▶ Written exercise: Copy everything from the start of the records down to the line that contains "value-cell: $34.63 (870, 496, 994, 548)", renaming "value-cell" to "price-cell" and leaving all else unchanged.

▶ Dataset rows:
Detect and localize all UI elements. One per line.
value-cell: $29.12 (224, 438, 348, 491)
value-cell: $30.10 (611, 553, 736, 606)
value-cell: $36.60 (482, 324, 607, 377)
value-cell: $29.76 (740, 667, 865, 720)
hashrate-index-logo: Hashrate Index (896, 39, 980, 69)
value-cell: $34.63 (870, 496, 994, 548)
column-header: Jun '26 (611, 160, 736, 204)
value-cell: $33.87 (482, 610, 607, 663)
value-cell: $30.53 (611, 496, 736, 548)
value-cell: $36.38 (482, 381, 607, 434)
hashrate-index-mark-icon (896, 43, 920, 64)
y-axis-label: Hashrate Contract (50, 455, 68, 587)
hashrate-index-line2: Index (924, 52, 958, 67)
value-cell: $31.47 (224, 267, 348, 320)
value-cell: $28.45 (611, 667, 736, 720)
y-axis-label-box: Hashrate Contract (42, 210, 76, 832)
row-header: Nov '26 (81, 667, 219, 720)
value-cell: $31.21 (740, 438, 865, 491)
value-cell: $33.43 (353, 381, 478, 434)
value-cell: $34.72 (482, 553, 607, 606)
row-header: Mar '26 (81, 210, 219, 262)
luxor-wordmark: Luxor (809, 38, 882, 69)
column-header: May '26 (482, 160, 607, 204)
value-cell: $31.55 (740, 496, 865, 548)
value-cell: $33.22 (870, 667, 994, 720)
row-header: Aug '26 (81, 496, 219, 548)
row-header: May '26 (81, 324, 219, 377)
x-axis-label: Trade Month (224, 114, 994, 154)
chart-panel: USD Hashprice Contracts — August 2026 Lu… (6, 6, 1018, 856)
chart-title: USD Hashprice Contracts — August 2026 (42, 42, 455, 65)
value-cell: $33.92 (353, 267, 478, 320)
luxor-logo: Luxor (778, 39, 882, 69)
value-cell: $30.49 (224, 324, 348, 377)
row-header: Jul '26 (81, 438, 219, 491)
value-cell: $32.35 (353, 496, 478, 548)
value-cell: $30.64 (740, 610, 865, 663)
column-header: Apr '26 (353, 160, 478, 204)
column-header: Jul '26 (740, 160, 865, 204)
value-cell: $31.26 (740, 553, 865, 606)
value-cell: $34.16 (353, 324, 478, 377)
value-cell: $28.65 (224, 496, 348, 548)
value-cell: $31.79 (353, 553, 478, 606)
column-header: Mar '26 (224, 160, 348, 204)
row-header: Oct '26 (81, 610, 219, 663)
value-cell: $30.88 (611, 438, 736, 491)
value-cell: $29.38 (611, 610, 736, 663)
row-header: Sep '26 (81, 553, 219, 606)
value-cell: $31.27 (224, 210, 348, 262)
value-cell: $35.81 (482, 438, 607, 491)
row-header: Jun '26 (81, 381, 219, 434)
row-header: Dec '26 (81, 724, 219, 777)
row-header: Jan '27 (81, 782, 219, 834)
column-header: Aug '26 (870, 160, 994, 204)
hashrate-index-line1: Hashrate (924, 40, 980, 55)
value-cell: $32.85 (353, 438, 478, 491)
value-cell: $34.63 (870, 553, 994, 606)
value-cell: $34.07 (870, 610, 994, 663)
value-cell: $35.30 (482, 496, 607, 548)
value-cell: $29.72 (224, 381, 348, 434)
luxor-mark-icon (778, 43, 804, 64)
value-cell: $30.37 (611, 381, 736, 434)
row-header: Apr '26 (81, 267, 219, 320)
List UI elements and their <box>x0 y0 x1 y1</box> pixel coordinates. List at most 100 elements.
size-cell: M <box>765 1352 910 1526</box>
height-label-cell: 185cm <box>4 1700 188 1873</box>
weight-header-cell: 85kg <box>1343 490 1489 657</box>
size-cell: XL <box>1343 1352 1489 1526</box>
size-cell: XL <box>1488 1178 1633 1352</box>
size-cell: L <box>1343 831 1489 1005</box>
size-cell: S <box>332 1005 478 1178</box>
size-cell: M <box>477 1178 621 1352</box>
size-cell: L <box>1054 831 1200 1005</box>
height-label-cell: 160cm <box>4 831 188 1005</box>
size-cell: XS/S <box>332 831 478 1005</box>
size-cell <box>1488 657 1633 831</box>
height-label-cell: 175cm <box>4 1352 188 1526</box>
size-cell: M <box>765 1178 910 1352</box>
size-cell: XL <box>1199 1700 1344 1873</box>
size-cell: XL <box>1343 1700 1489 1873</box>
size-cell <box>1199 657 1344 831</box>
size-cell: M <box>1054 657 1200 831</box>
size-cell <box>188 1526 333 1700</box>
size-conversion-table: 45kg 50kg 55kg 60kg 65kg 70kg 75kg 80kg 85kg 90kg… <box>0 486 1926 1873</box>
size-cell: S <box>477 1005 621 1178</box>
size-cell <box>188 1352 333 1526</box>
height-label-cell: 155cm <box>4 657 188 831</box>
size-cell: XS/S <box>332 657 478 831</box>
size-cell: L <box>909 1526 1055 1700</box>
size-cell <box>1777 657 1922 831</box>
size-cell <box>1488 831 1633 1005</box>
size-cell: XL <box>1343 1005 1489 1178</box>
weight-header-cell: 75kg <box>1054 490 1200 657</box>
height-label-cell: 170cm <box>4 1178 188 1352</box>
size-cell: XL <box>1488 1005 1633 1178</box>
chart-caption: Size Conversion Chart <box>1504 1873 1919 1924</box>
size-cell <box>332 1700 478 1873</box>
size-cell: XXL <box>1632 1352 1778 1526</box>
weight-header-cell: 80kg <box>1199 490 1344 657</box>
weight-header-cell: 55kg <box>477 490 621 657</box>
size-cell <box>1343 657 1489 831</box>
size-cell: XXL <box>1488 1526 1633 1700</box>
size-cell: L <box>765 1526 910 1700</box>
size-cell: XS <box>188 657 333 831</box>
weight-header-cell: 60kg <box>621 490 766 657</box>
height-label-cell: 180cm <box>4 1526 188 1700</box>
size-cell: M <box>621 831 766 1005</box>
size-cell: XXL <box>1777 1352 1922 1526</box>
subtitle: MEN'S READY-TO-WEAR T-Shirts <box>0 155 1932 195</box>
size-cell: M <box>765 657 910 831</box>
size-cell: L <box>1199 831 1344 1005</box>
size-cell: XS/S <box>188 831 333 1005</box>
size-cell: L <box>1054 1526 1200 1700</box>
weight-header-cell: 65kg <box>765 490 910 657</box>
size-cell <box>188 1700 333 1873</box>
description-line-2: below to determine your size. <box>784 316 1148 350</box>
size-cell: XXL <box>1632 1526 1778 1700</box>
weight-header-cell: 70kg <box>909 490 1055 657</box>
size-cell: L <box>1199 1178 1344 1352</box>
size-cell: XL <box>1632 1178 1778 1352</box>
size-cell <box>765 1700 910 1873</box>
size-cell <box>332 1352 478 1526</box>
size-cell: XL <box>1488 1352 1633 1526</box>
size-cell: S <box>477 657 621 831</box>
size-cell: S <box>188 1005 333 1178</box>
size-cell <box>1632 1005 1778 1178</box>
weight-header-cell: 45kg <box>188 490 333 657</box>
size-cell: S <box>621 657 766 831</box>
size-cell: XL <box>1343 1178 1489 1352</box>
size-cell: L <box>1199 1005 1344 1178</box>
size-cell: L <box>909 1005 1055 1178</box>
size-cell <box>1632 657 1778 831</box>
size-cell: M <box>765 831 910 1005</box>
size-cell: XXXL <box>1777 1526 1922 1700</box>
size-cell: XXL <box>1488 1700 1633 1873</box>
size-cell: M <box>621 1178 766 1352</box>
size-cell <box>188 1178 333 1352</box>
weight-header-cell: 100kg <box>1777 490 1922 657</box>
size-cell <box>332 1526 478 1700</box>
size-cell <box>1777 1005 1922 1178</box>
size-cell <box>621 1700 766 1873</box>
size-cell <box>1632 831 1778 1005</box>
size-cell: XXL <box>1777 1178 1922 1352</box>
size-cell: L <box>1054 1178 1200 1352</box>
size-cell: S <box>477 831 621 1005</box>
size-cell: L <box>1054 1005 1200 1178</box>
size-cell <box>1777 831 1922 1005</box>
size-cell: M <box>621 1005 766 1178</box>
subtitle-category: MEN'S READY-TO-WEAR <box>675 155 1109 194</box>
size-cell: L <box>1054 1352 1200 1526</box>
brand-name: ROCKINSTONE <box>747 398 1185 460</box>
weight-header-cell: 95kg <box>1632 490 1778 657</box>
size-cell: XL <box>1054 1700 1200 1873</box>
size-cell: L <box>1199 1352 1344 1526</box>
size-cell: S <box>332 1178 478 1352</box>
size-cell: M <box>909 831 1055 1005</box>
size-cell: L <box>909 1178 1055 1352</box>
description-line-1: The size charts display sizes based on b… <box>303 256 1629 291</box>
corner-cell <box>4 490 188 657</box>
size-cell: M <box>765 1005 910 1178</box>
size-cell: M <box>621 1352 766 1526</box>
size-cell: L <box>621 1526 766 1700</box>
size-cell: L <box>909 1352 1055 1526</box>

▶ Answer to the task:
Detect and localize all UI elements. One per line.
price-cell: $29.12 (224, 438, 348, 491)
price-cell: $30.10 (611, 553, 736, 606)
price-cell: $36.60 (482, 324, 607, 377)
price-cell: $29.76 (740, 667, 865, 720)
hashrate-index-logo: Hashrate Index (896, 39, 980, 69)
price-cell: $34.63 (870, 496, 994, 548)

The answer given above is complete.